DIRECTIONS: Copy out word for word the part of the material that opens with the line containing "scroll-thumb[interactable] [210, 709, 910, 721]" and closes with the line containing "menu-project[interactable]: 项目(P) [200, 80, 251, 101]", including both of those lines.

RECORDS FOR THIS EXERCISE:
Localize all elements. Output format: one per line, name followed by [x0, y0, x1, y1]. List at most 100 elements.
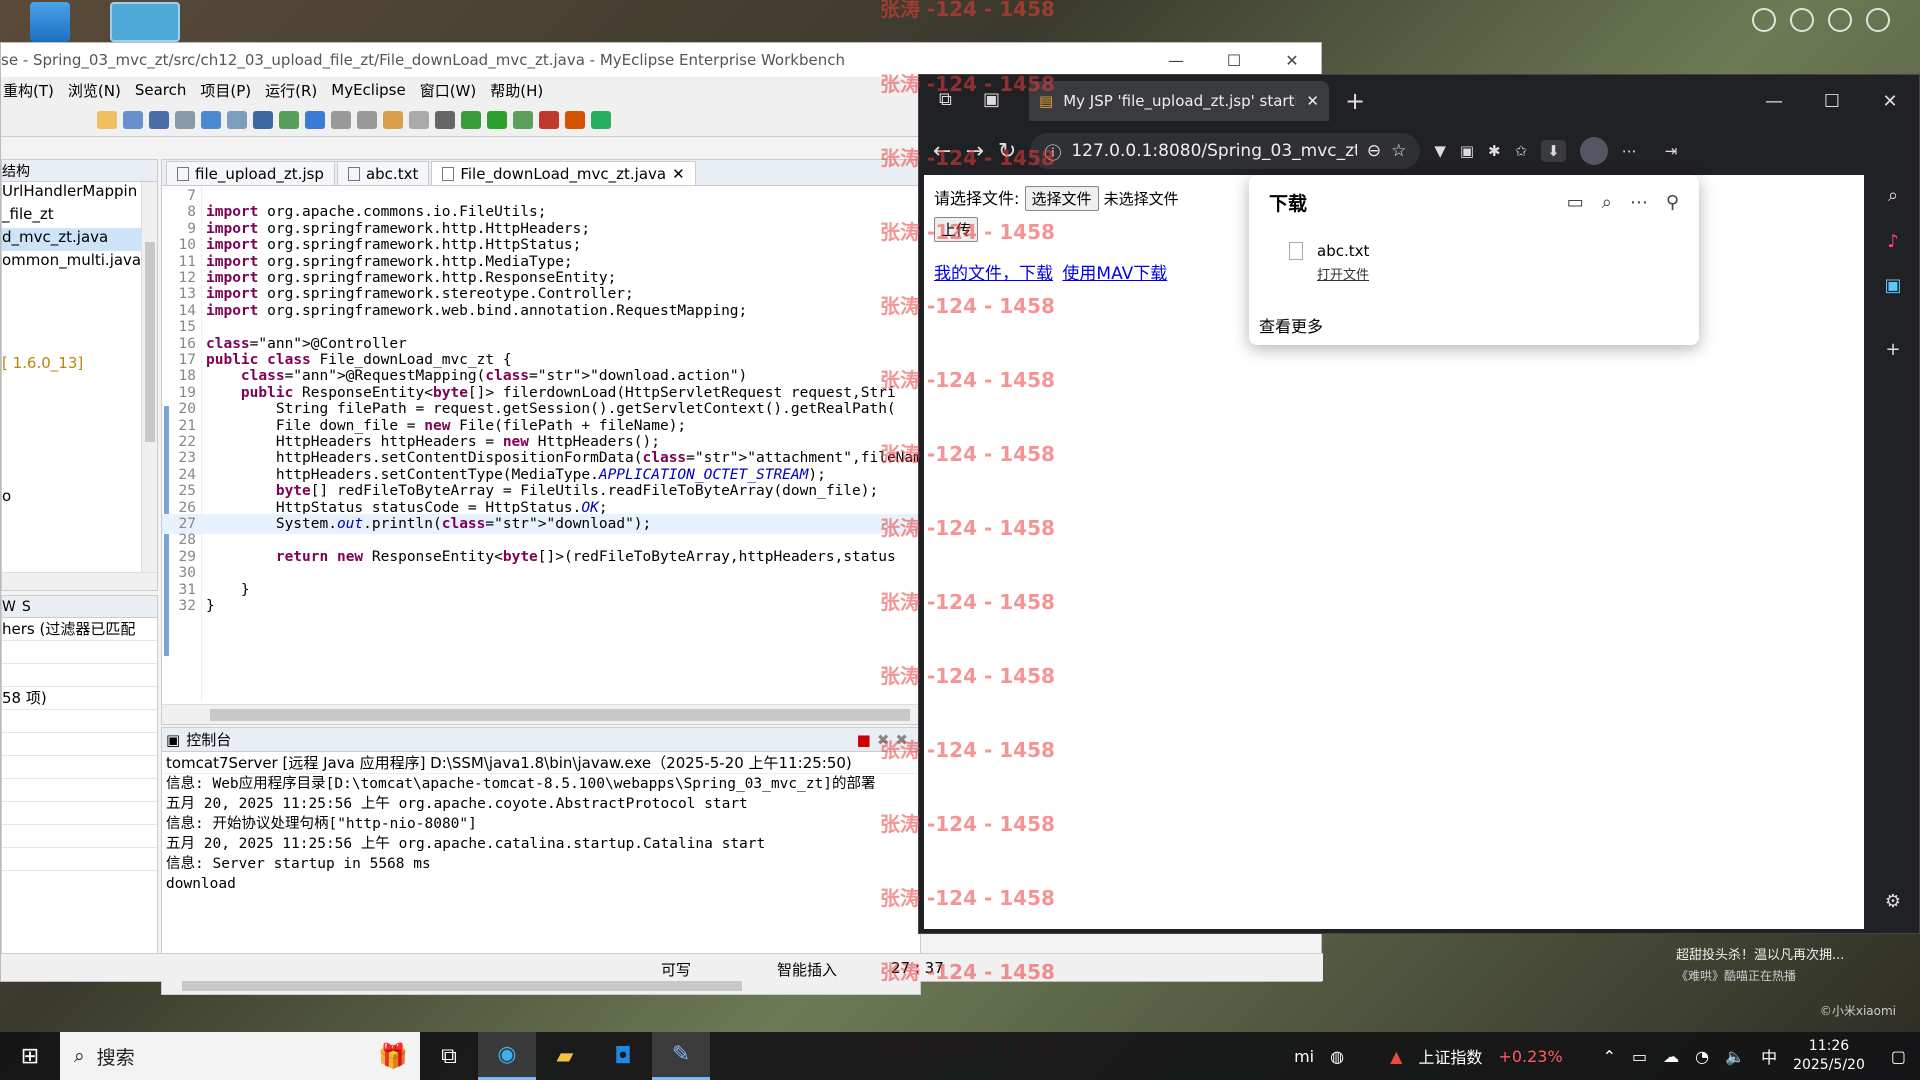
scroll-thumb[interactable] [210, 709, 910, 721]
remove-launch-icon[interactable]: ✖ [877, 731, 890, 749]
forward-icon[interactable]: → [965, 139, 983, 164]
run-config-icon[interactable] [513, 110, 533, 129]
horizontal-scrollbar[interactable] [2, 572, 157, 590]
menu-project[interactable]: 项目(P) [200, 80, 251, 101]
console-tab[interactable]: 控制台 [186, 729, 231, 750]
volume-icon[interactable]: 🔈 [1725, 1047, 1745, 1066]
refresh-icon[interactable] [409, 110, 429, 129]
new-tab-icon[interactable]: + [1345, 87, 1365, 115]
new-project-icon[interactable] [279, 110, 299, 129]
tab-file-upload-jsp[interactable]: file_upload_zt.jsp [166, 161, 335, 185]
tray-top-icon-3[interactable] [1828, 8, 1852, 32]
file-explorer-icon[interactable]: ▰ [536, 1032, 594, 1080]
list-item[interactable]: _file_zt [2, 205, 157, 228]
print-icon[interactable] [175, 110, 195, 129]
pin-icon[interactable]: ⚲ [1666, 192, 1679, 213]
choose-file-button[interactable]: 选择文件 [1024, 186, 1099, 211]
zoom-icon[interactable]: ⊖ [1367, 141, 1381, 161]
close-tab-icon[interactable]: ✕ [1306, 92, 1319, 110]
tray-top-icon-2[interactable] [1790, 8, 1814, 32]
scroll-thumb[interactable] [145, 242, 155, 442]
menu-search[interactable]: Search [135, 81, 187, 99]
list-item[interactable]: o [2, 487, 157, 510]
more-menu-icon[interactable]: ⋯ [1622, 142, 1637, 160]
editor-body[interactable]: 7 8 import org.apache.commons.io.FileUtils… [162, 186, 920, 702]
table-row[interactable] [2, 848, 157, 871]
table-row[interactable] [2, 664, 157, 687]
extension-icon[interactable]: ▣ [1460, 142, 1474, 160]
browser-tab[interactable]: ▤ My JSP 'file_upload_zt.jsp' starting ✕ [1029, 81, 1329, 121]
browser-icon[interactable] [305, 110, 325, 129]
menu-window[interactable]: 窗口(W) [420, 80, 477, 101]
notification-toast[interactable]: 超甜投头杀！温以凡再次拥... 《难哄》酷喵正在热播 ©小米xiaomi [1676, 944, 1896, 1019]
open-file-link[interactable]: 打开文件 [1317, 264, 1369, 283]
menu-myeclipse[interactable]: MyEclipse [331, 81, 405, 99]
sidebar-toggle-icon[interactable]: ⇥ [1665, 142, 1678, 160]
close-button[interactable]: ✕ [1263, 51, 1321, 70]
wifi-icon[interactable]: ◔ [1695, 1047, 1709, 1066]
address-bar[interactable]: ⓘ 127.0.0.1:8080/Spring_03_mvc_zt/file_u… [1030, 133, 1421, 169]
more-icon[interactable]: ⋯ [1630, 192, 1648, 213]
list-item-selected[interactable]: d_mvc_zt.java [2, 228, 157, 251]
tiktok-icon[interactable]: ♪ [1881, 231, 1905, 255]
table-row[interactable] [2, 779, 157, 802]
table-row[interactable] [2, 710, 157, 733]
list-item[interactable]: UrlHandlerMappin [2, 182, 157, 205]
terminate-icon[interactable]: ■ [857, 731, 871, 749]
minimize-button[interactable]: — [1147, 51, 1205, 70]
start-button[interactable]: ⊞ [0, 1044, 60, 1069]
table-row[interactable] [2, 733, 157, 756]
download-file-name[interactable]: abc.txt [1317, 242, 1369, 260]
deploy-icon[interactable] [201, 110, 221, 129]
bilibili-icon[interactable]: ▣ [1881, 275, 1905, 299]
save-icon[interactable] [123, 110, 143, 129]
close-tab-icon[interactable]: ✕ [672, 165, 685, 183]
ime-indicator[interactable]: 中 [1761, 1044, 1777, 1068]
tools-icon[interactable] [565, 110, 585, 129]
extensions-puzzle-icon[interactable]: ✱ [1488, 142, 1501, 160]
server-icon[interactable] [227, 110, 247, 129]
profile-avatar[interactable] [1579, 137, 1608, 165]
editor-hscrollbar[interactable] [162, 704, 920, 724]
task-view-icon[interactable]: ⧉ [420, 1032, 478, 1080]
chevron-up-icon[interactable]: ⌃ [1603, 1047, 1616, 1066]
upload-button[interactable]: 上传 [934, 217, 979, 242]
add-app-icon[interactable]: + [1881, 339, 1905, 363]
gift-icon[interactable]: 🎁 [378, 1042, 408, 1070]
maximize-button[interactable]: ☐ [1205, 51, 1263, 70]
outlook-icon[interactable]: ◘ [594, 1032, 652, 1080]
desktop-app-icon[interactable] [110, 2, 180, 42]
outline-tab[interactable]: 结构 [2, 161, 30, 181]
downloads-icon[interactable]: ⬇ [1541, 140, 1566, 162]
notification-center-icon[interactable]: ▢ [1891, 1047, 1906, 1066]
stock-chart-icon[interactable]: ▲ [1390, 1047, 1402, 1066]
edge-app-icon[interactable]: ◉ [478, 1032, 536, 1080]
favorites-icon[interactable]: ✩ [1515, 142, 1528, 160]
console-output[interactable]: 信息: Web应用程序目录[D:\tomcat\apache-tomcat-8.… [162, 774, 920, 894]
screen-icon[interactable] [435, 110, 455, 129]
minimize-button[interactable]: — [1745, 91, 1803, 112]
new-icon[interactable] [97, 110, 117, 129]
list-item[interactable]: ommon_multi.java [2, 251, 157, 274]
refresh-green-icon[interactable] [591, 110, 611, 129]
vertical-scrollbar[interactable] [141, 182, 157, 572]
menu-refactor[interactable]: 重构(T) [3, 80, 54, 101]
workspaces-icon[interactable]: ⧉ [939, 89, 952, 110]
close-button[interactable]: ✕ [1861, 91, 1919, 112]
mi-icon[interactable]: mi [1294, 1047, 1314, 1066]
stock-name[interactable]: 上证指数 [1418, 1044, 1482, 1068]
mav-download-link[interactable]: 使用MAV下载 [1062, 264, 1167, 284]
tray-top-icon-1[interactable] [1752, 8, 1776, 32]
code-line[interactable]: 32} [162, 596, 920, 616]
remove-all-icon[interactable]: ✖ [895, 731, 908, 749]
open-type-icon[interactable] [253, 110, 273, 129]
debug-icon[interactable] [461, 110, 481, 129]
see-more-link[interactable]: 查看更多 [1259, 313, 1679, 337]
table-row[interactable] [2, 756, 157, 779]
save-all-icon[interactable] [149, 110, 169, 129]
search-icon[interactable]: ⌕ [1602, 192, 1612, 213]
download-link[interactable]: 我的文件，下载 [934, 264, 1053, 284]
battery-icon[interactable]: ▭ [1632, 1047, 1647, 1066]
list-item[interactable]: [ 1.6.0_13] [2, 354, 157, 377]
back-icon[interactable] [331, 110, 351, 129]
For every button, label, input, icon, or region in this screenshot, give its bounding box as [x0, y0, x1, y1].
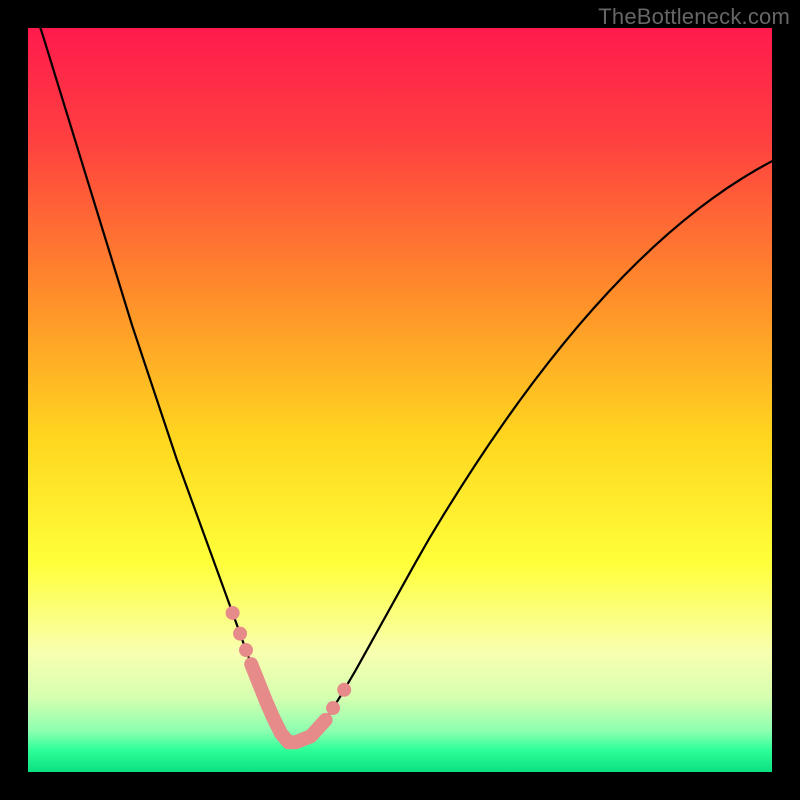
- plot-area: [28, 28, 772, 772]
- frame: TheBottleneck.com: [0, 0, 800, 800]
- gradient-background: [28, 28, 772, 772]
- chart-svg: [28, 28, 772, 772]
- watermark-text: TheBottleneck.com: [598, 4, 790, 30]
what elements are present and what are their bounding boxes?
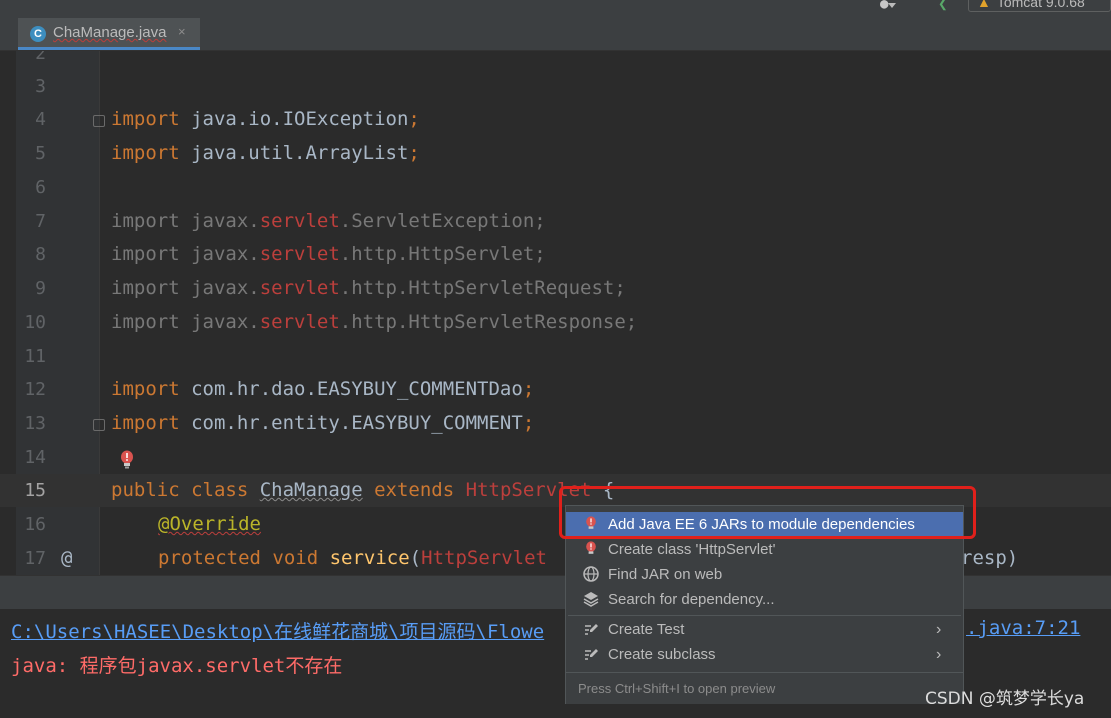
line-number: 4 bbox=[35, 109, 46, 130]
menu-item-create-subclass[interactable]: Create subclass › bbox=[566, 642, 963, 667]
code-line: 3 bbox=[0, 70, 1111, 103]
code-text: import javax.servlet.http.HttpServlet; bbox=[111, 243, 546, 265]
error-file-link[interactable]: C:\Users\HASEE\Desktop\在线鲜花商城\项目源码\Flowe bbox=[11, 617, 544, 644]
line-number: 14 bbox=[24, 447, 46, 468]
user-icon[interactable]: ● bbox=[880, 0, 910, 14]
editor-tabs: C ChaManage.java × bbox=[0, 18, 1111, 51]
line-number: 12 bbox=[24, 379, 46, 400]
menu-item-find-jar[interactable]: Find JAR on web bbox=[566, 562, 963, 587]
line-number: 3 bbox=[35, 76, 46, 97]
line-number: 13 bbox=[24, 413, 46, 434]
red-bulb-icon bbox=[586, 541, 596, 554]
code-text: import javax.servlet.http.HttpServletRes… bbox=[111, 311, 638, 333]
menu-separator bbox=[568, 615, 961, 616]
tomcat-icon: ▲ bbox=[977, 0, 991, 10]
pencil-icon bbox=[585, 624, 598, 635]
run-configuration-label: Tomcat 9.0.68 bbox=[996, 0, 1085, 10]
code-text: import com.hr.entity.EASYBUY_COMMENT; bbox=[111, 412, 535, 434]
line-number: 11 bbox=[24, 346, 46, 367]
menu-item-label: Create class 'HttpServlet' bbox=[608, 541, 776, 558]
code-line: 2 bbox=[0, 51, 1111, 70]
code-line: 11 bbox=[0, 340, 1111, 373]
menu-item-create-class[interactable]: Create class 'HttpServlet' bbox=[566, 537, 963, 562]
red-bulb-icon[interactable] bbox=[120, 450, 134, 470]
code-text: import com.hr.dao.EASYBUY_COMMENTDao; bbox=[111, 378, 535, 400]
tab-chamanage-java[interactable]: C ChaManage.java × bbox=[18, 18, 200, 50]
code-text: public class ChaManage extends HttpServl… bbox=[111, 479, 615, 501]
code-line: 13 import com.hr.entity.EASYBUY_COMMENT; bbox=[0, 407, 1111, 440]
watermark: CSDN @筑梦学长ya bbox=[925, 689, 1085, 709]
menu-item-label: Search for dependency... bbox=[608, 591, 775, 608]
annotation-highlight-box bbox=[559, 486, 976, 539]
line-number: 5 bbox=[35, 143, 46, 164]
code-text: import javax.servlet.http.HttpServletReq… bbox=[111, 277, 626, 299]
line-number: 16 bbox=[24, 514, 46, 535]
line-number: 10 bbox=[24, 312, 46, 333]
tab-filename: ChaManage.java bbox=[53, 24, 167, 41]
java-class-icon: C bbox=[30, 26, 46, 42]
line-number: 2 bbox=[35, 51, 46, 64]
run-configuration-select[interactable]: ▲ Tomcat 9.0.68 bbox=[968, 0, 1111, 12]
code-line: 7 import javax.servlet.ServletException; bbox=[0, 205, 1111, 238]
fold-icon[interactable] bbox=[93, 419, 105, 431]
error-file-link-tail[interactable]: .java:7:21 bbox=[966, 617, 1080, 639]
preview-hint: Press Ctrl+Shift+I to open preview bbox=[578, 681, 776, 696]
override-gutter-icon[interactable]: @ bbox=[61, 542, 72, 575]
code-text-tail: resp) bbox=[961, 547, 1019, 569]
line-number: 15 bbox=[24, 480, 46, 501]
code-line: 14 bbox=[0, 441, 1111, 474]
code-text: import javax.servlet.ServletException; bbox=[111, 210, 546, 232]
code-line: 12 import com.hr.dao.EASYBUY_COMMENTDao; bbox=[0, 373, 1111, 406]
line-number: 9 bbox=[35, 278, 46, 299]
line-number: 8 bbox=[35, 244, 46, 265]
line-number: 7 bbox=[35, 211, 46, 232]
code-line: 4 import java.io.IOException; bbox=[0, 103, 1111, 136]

EXERCISE RESULT:
scroll-thumb[interactable] [210, 709, 910, 721]
remove-launch-icon[interactable]: ✖ [877, 731, 890, 749]
forward-icon[interactable]: → [965, 139, 983, 164]
run-config-icon[interactable] [513, 110, 533, 129]
horizontal-scrollbar[interactable] [2, 572, 157, 590]
menu-project[interactable]: 项目(P) [200, 80, 251, 101]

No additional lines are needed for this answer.